Tally the lines in the following entries that include the word "cremino"; state only the total.

══ Input rows

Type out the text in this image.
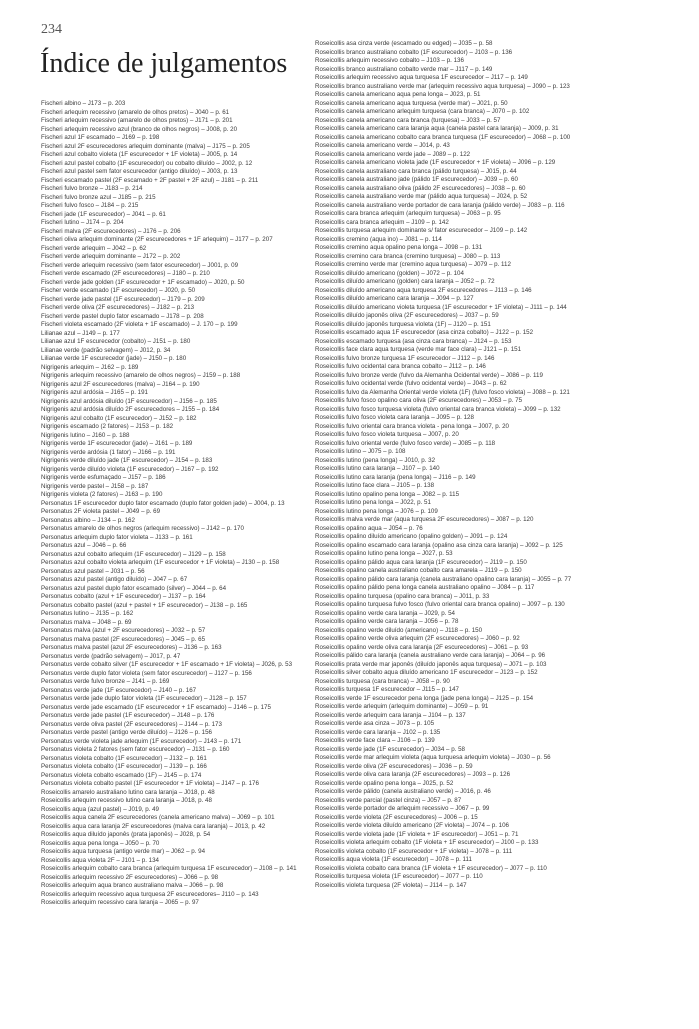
234
Índice de julgamentos
Fischeri albino – J173 – p. 203
Fischeri arlequim recessivo (amarelo de olhos pretos) – J040 – p. 61
Fischeri arlequim recessivo (amarelo de olhos pretos) – J171 – p. 201
Fischeri arlequim recessivo azul (branco de olhos negros) – J008, p. 20
Fischeri azul 1F escamado – J169 – p. 198
Fischeri azul 2F escurecedores arlequim dominante (malva) – J175 – p. 205
Fischeri azul cobalto violeta (1F escurecedor + 1F violeta) – J005, p. 14
Fischeri azul pastel cobalto (1F escurecedor) ou cobalto diluído – J002, p. 12
Fischeri azul pastel sem fator escurecedor (antigo diluído) – J003, p. 13
Fischeri escamado pastel (2F escamado + 2F pastel + 2F azul) – J181 – p. 211
Fischeri fulvo bronze – J183 – p. 214
Fischeri fulvo bronze azul – J185 – p. 215
Fischeri fulvo fosco – J184 – p. 215
Fischeri jade (1F escurecedor) – J041 – p. 61
Fischeri lutino – J174 – p. 204
Fischeri malva (2F escurecedores) – J176 – p. 206
Fischeri oliva arlequim dominante (2F escurecedores + 1F arlequim) – J177 – p. 207
Fischeri verde arlequim – J042 – p. 62
Fischeri verde arlequim dominante – J172 – p. 202
Fischeri verde arlequim recessivo (sem fator escurecedor) – J001, p. 09
Fischeri verde escamado (2F escurecedores) – J180 – p. 210
Fischeri verde jade golden (1F escurecedor + 1F escamado) – J020, p. 50
Fischer verde escamado (1F escurecedor) – J020, p. 50
Fischeri verde jade pastel (1F escurecedor) – J179 – p. 209
Fischeri verde oliva (2F escurecedores) – J182 – p. 213
Fischeri verde pastel duplo fator escamado – J178 – p. 208
Fischeri violeta escamado (2F violeta + 1F escamado) – J. 170 – p. 199
Lilianae azul – J149 – p. 177
Lilianae azul 1F escurecedor (cobalto) – J151 – p. 180
Lilianae verde (padrão selvagem) – J012, p. 34
Lilianae verde 1F escurecedor (jade) – J150 – p. 180
Nigrigenis arlequim – J162 – p. 189
Nigrigenis arlequim recessivo (amarelo de olhos negros) – J159 – p. 188
Nigrigenis azul 2F escurecedores (malva) – J164 – p. 190
Nigrigenis azul ardósia – J165 – p. 191
Nigrigenis azul ardósia diluído (1F escurecedor) – J156 – p. 185
Nigrigenis azul ardósia diluído 2F escurecedores – J155 – p. 184
Nigrigenis azul cobalto (1F escurecedor) – J152 – p. 182
Nigrigenis escamado (2 fatores) – J153 – p. 182
Nigrigenis lutino – J160 – p. 188
Nigrigenis verde 1F escurecedor (jade) – J161 – p. 189
Nigrigenis verde ardósia (1 fator) – J166 – p. 191
Nigrigenis verde diluído jade (1F escurecedor) – J154 – p. 183
Nigrigenis verde diluído violeta (1F escurecedor) – J167 – p. 192
Nigrigenis verde esfumaçado – J157 – p. 186
Nigrigenis verde pastel – J158 – p. 187
Nigrigenis violeta (2 fatores) – J163 – p. 190
Personatus 1F escurecedor duplo fator escamado (duplo fator golden jade) – J004, p. 13
Personatus 2F violeta pastel – J049 – p. 69
Personatus albino – J134 – p. 162
Personatus amarelo de olhos negros (arlequim recessivo) – J142 – p. 170
Personatus arlequim duplo fator violeta – J133 – p. 161
Personatus azul – J046 – p. 66
Personatus azul cobalto arlequim (1F escurecedor) – J129 – p. 158
Personatus azul cobalto violeta arlequim (1F escurecedor + 1F violeta) – J130 – p. 158
Personatus azul pastel – J031 – p. 56
Personatus azul pastel (antigo diluído) – J047 – p. 67
Personatus azul pastel duplo fator escamado (silver) – J044 – p. 64
Personatus cobalto (azul + 1F escurecedor) – J137 – p. 164
Personatus cobalto pastel (azul + pastel + 1F escurecedor) – J138 – p. 165
Personatus lutino – J135 – p. 162
Personatus malva – J048 – p. 69
Personatus malva (azul + 2F escurecedores) – J032 – p. 57
Personatus malva pastel (2F escurecedores) – J045 – p. 65
Personatus malva pastel (azul 2F escurecedores) – J136 – p. 163
Personatus verde (padrão selvagem) – J017, p. 47
Personatus verde cobalto silver (1F escurecedor + 1F escamado + 1F violeta) – J026, p. 53
Personatus verde duplo fator violeta (sem fator escurecedor) – J127 – p. 156
Personatus verde fulvo bronze – J141 – p. 169
Personatus verde jade (1F escurecedor) – J140 – p. 167
Personatus verde jade duplo fator violeta (1F escurecedor) – J128 – p. 157
Personatus verde jade escamado (1F escurecedor + 1F escamado) – J146 – p. 175
Personatus verde jade pastel (1F escurecedor) – J148 – p. 176
Personatus verde oliva pastel (2F escurecedores) – J144 – p. 173
Personatus verde pastel (antigo verde diluído) – J126 – p. 156
Personatus verde violeta jade arlequim (1F escurecedor) – J143 – p. 171
Personatus violeta 2 fatores (sem fator escurecedor) – J131 – p. 160
Personatus violeta cobalto (1F escurecedor) – J132 – p. 161
Personatus violeta cobalto (1F escurecedor) – J139 – p. 166
Personatus violeta cobalto escamado (1F) – J145 – p. 174
Personatus violeta cobalto pastel (1F escurecedor + 1F violeta) – J147 – p. 176
Roseicollis amarelo australiano lutino cara laranja – J018, p. 48
Roseicollis arlequim recessivo lutino cara laranja – J018, p. 48
Roseicollis aqua (azul pastel) – J019, p. 49
Roseicollis aqua canela 2F escurecedores (canela americano malva) – J069 – p. 101
Roseicollis aqua cara laranja 2F escurecedores (malva cara laranja) – J013, p. 42
Roseicollis aqua diluído japonês (prata japonês) – J028, p. 54
Roseicollis aqua pena longa – J050 – p. 70
Roseicollis aqua turquesa (antigo verde mar) – J062 – p. 94
Roseicollis aqua violeta 2F – J101 – p. 134
Roseicollis arlequim cobalto cara branca (arlequim turquesa 1F escurecedor) – J108 – p. 141
Roseicollis arlequim recessivo 2F escurecedores) – J066 – p. 98
Roseicollis arlequim aqua branco australiano malva – J066 – p. 98
Roseicollis arlequim recessivo aqua turquesa 2F escurecedores– J110 – p. 143
Roseicollis arlequim recessivo cara laranja – J065 – p. 97
Roseicollis asa cinza verde (escamado ou edged) – J035 – p. 58
Roseicollis branco australiano cobalto (1F escurecedor) – J103 – p. 136
Roseicollis arlequim recessivo cobalto – J103 – p. 136
Roseicollis branco australiano cobalto verde mar – J117 – p. 149
Roseicollis arlequim recessivo aqua turquesa 1F escurecedor – J117 – p. 149
Roseicollis branco australiano verde mar (arlequim recessivo aqua turquesa) – J090 – p. 123
Roseicollis canela americano aqua pena longa – J023, p. 51
Roseicollis canela americano aqua turquesa (verde mar) – J021, p. 50
Roseicollis canela americano arlequim turquesa (cara branca) – J070 – p. 102
Roseicollis canela americano cara branca (turquesa) – J033 – p. 57
Roseicollis canela americano cara laranja aqua (canela pastel cara laranja) – J009, p. 31
Roseicollis canela americano cobalto cara branca turquesa (1F escurecedor) – J068 – p. 100
Roseicollis canela americano verde – J014, p. 43
Roseicollis canela americano verde jade – J089 – p. 122
Roseicollis canela americano violeta jade (1F escurecedor + 1F violeta) – J096 – p. 129
Roseicollis canela australiano cara branca (pálido turquesa) – J015, p. 44
Roseicollis canela australiano jade (pálido 1F escurecedor) – J039 – p. 60
Roseicollis canela australiano oliva (pálido 2F escurecedores) – J038 – p. 60
Roseicollis canela australiano verde mar (pálido aqua turquesa) – J024, p. 52
Roseicollis canela australiano verde portador de cara laranja (pálido verde) – J083 – p. 116
Roseicollis cara branca arlequim (arlequim turquesa) – J063 – p. 95
Roseicollis cara branca arlequim – J109 – p. 142
Roseicollis turquesa arlequim dominante s/ fator escurecedor – J109 – p. 142
Roseicollis cremino (aqua ino) – J081 – p. 114
Roseicollis cremino aqua opalino pena longa – J098 – p. 131
Roseicollis cremino cara branca (cremino turquesa) – J080 – p. 113
Roseicollis cremino verde mar (cremino aqua turquesa) – J079 – p. 112
Roseicollis diluído americano (golden) – J072 – p. 104
Roseicollis diluído americano (golden) cara laranja – J052 – p. 72
Roseicollis diluído americano aqua turquesa 2F escurecedores – J113 – p. 146
Roseicollis diluído americano cara laranja – J094 – p. 127
Roseicollis diluído americano violeta turquesa (1F escurecedor + 1F violeta) – J111 – p. 144
Roseicollis diluído japonês oliva (2F escurecedores) – J037 – p. 59
Roseicollis diluído japonês turquesa violeta (1F) – J120 – p. 151
Roseicollis escamado aqua 1F escurecedor (asa cinza cobalto) – J122 – p. 152
Roseicollis escamado turquesa (asa cinza cara branca) – J124 – p. 153
Roseicollis face clara aqua turquesa (verde mar face clara) – J121 – p. 151
Roseicollis fulvo bronze turquesa 1F escurecedor – J112 – p. 146
Roseicollis fulvo ocidental cara branca cobalto – J112 – p. 146
Roseicollis fulvo bronze verde (fulvo da Alemanha Ocidental verde) – J086 – p. 119
Roseicollis fulvo ocidental verde (fulvo ocidental verde) – J043 – p. 62
Roseicollis fulvo da Alemanha Oriental verde violeta (1F) (fulvo fosco violeta) – J088 – p. 121
Roseicollis fulvo fosco opalino cara oliva (2F escurecedores) – J053 – p. 75
Roseicollis fulvo fosco turquesa violeta (fulvo oriental cara branca violeta) – J099 – p. 132
Roseicollis fulvo fosco violeta cara laranja – J095 – p. 128
Roseicollis fulvo oriental cara branca violeta - pena longa – J007, p. 20
Roseicollis fulvo fosco violeta turquesa – J007, p. 20
Roseicollis fulvo oriental verde (fulvo fosco verde) – J085 – p. 118
Roseicollis lutino – J075 – p. 108
Roseicollis lutino (pena longa) – J010, p. 32
Roseicollis lutino cara laranja – J107 – p. 140
Roseicollis lutino cara laranja (pena longa) – J116 – p. 149
Roseicollis lutino face clara – J105 – p. 138
Roseicollis lutino opalino pena longa – J082 – p. 115
Roseicollis lutino pena longa – J022, p. 51
Roseicollis lutino pena longa – J076 – p. 109
Roseicollis malva verde mar (aqua turquesa 2F escurecedores) – J087 – p. 120
Roseicollis opalino aqua – J054 – p. 76
Roseicollis opalino diluído americano (opalino golden) – J091 – p. 124
Roseicollis opalino escamado cara laranja (opalino asa cinza cara laranja) – J092 – p. 125
Roseicollis opalino lutino pena longa – J027, p. 53
Roseicollis opalino pálido aqua cara laranja (1F escurecedor) – J119 – p. 150
Roseicollis opalino canela australiano cobalto cara amarela – J119 – p. 150
Roseicollis opalino pálido cara laranja (canela australiano opalino cara laranja) – J055 – p. 77
Roseicollis opalino pálido pena longa canela australiano opalino – J084 – p. 117
Roseicollis opalino turquesa (opalino cara branca) – J011, p. 33
Roseicollis opalino turquesa fulvo fosco (fulvo oriental cara branca opalino) – J097 – p. 130
Roseicollis opalino verde cara laranja – J029, p. 54
Roseicollis opalino verde cara laranja – J056 – p. 78
Roseicollis opalino verde diluído (americano) – J118 – p. 150
Roseicollis opalino verde oliva arlequim (2F escurecedores) – J060 – p. 92
Roseicollis opalino verde oliva cara laranja (2F escurecedores) – J061 – p. 93
Roseicollis pálido cara laranja (canela australiano verde cara laranja) – J064 – p. 96
Roseicollis prata verde mar japonês (diluído japonês aqua turquesa) – J071 – p. 103
Roseicollis silver cobalto aqua diluído americano 1F escurecedor – J123 – p. 152
Roseicollis turquesa (cara branca) – J058 – p. 90
Roseicollis turquesa 1F escurecedor – J115 – p. 147
Roseicollis verde 1F escurecedor pena longa (jade pena longa) – J125 – p. 154
Roseicollis verde arlequim (arlequim dominante) – J059 – p. 91
Roseicollis verde arlequim cara laranja – J104 – p. 137
Roseicollis verde asa cinza – J073 – p. 105
Roseicollis verde cara laranja – J102 – p. 135
Roseicollis verde face clara – J106 – p. 139
Roseicollis verde jade (1F escurecedor) – J034 – p. 58
Roseicollis verde mar arlequim violeta (aqua turquesa arlequim violeta) – J030 – p. 56
Roseicollis verde oliva (2F escurecedores) – J036 – p. 59
Roseicollis verde oliva cara laranja (2F escurecedores) – J093 – p. 126
Roseicollis verde opalino pena longa – J025, p. 52
Roseicollis verde pálido (canela australiano verde) – J016, p. 46
Roseicollis verde parcial (pastel cinza) – J057 – p. 87
Roseicollis verde portador de arlequim recessivo – J067 – p. 99
Roseicollis verde violeta (2F escurecedores) – J006 – p. 15
Roseicollis verde violeta diluído americano (2F violeta) – J074 – p. 106
Roseicollis verde violeta jade (1F violeta + 1F escurecedor) – J051 – p. 71
Roseicollis violeta arlequim cobalto (1F violeta + 1F escurecedor) – J100 – p. 133
Roseicollis violeta cobalto (1F escurecedor + 1F violeta) – J078 – p. 111
Roseicollis aqua violeta (1F escurecedor) – J078 – p. 111
Roseicollis violeta cobalto cara branca (1F violeta + 1F escurecedor) – J077 – p. 110
Roseicollis turquesa violeta (1F escurecedor) – J077 – p. 110
Roseicollis violeta turquesa (2F violeta) – J114 – p. 147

════

▶ _Response to the task_
4